_WHAT TO PRODUCE_
Your answer should be a single number: the count of lines containing the string "functioning".

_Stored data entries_
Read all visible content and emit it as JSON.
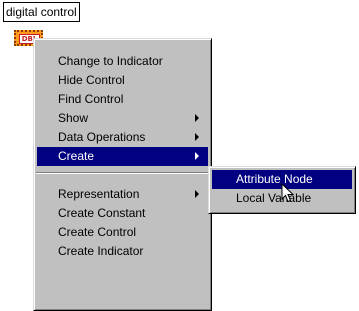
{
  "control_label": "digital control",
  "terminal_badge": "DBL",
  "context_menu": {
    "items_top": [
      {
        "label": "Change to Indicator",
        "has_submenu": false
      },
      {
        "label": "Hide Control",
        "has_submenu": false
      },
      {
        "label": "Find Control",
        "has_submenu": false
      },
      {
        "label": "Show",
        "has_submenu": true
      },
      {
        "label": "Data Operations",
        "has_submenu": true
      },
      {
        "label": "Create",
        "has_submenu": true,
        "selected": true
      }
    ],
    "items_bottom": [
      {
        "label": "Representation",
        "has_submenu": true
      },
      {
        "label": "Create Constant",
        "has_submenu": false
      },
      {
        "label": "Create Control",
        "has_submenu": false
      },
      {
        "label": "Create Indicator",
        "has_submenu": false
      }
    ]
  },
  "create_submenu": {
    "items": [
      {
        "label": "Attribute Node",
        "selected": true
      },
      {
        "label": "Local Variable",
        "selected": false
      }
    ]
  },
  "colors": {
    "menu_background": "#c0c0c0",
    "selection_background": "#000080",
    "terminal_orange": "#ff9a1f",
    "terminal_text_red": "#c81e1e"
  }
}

---

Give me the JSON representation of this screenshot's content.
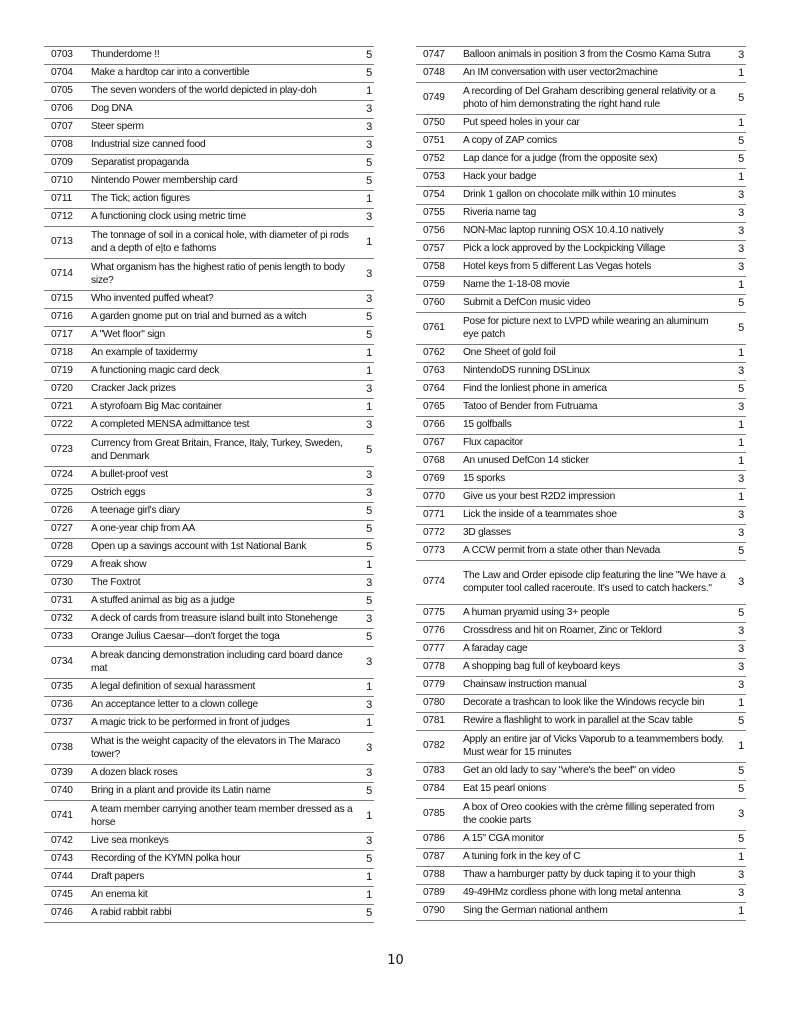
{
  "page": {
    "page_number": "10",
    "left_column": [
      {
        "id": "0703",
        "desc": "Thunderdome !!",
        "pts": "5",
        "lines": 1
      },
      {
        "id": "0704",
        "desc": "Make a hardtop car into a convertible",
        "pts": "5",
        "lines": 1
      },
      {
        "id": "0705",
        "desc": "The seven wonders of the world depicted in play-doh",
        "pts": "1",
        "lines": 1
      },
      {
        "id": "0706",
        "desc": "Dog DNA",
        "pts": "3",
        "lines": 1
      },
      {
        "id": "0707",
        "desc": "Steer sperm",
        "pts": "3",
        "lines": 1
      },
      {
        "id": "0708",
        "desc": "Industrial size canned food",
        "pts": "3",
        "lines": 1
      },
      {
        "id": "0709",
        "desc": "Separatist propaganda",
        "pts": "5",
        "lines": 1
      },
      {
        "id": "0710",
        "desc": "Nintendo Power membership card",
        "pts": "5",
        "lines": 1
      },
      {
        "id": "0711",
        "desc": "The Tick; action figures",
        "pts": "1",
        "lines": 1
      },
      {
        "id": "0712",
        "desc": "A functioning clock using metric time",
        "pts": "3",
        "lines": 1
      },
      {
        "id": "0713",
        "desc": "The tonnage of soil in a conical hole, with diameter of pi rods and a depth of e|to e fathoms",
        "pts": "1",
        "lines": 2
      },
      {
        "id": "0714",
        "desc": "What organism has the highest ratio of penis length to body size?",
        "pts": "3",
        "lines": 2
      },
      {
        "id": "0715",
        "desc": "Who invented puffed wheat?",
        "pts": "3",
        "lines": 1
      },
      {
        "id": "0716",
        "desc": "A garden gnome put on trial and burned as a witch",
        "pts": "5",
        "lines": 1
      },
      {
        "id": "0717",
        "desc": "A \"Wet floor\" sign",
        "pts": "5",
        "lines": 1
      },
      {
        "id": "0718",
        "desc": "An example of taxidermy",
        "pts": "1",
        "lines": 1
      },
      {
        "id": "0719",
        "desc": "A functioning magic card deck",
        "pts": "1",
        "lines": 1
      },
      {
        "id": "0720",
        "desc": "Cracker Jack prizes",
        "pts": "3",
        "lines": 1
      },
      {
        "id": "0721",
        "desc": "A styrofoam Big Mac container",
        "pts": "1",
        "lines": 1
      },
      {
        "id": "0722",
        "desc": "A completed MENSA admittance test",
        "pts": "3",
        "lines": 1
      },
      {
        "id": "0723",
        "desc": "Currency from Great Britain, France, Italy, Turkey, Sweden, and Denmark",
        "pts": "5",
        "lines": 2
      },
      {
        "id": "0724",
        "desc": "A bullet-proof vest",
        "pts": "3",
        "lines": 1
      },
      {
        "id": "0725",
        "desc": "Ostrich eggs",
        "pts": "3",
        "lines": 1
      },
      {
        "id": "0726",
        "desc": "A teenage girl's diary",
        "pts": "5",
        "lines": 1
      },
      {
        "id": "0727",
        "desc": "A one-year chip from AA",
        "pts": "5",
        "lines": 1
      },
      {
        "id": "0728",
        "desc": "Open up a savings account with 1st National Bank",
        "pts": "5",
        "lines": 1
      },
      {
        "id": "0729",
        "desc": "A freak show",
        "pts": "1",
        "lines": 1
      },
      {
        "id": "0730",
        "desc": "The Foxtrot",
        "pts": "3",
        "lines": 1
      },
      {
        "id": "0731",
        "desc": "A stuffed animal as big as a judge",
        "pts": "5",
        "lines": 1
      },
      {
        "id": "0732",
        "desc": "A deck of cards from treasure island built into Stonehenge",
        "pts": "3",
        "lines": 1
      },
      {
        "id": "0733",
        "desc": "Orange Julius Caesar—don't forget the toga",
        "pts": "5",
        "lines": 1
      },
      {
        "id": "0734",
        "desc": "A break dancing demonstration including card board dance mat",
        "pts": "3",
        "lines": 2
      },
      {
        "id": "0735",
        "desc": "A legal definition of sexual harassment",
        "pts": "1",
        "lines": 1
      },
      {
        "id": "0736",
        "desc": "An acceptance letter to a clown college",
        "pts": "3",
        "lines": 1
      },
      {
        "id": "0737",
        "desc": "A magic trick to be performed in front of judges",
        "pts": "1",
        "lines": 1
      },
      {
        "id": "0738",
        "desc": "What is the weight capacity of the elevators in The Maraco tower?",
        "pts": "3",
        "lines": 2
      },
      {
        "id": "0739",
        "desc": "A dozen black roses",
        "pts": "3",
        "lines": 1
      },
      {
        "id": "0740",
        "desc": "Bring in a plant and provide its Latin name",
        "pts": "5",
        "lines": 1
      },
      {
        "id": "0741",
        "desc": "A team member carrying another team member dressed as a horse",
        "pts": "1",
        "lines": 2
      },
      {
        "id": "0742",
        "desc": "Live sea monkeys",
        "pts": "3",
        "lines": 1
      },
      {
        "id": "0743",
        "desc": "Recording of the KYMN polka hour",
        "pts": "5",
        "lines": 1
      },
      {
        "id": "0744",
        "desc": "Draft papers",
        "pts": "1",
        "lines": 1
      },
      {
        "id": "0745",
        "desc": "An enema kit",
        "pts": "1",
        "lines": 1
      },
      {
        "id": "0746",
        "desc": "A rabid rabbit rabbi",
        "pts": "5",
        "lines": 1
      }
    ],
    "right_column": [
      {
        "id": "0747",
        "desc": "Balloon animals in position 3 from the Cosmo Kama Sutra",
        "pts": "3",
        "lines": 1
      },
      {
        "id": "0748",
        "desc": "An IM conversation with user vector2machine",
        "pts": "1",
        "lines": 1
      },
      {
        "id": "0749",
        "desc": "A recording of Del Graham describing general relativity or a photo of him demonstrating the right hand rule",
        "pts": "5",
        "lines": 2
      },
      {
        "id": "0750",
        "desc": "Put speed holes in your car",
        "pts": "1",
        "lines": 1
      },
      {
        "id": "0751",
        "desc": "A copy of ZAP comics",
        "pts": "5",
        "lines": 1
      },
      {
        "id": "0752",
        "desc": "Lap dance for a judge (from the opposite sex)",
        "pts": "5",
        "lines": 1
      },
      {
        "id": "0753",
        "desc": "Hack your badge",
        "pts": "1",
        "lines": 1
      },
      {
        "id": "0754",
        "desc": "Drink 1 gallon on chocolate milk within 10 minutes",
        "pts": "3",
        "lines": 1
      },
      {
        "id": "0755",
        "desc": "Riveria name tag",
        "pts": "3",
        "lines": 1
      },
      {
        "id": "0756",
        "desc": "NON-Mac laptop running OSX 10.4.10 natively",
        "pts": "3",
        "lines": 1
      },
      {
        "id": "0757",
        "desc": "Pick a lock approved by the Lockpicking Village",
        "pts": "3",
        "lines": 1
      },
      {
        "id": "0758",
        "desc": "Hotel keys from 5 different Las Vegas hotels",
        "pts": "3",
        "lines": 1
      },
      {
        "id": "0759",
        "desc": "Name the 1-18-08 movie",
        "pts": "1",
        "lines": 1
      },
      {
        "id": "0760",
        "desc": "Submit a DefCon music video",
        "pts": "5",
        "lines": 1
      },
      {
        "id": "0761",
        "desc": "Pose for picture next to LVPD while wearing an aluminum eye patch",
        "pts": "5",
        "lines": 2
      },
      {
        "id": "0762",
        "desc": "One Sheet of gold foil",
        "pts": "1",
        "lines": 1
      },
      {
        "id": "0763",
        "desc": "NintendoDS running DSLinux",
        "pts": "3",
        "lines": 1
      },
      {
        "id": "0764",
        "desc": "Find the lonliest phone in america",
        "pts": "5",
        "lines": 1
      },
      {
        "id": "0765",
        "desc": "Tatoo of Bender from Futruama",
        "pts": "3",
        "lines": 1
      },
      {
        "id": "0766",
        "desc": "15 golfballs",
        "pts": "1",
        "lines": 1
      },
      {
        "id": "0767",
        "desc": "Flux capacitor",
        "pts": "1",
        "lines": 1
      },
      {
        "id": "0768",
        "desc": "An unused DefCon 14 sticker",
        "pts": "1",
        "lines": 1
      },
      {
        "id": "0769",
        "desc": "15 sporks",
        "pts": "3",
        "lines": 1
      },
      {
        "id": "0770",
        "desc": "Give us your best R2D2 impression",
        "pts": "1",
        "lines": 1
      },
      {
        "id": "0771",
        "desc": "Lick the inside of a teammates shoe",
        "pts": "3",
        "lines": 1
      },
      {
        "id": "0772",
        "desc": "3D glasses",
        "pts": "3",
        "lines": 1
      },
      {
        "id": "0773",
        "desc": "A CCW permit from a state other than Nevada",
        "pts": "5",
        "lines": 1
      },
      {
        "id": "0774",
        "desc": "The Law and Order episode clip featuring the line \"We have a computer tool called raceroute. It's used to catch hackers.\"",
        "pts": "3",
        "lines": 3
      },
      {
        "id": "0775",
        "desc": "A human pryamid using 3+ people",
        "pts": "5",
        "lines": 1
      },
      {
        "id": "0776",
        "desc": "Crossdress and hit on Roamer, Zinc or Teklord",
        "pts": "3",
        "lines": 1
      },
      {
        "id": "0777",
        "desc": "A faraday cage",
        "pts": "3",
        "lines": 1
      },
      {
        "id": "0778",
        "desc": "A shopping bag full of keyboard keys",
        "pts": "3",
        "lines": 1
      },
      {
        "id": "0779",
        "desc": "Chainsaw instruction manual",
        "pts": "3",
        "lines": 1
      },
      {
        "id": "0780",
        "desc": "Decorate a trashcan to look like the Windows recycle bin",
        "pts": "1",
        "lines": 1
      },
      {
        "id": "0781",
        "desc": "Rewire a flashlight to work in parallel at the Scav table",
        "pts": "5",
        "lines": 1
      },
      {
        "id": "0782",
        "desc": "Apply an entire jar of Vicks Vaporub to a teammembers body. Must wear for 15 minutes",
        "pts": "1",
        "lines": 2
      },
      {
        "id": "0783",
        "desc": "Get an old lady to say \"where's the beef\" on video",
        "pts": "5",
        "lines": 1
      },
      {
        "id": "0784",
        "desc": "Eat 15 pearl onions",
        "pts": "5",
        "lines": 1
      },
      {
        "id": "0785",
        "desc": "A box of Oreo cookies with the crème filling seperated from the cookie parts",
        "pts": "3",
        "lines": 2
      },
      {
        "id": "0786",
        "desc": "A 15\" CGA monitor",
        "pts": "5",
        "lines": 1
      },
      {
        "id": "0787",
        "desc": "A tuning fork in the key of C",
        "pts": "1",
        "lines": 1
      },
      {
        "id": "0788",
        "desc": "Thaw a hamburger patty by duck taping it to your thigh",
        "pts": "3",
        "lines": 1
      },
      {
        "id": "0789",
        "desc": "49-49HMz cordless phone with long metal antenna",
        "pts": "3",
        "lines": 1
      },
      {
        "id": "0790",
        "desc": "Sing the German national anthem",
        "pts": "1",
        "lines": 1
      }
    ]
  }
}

--

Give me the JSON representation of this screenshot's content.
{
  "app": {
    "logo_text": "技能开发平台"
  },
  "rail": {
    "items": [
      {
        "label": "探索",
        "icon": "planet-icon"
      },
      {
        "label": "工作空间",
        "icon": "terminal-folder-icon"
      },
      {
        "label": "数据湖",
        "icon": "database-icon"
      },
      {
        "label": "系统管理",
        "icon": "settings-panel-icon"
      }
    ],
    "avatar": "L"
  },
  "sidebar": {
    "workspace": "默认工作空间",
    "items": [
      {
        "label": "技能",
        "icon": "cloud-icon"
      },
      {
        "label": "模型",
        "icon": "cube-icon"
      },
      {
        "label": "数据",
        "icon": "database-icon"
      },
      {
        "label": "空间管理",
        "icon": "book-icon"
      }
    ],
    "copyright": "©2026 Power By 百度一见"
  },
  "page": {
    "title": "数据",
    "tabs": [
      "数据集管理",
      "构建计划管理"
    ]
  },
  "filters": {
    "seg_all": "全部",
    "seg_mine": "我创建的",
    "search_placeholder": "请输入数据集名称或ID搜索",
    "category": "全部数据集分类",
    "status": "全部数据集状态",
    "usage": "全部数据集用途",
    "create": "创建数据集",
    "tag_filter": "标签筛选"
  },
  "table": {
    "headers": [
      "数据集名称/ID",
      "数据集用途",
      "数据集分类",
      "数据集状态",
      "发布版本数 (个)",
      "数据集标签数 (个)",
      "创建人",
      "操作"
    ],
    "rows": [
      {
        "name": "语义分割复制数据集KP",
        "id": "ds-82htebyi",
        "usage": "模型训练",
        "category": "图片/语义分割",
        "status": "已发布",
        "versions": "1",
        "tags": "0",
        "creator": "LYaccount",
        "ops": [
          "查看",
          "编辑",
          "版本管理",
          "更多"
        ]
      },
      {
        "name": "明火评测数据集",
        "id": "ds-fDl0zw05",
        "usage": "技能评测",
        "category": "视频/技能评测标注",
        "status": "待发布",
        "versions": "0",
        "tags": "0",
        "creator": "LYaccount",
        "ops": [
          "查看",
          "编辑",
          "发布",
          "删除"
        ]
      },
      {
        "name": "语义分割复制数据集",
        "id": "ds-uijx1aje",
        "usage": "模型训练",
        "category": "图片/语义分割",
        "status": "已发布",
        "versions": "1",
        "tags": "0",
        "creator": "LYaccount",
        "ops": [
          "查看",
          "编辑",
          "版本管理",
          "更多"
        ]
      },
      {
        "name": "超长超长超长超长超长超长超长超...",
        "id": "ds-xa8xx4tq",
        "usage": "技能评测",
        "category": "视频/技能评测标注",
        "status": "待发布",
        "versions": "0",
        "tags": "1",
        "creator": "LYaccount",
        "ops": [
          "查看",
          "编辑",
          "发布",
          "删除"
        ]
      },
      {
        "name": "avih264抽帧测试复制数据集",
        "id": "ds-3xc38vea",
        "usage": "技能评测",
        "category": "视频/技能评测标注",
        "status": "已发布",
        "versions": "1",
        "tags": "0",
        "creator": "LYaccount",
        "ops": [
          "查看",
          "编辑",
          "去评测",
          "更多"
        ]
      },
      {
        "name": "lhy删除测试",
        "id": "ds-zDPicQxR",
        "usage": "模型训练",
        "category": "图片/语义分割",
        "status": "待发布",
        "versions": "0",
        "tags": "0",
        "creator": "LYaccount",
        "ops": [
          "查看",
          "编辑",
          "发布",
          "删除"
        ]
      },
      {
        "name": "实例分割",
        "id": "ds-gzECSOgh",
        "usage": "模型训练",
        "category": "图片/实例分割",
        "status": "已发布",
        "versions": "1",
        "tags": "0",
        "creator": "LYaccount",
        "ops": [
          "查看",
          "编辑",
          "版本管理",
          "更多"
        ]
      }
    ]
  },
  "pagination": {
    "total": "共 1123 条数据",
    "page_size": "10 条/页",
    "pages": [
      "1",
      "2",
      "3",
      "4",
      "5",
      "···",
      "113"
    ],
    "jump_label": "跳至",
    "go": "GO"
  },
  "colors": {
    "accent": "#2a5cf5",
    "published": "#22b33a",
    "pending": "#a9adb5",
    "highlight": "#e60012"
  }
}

_EXERCISE SOLUTION_
2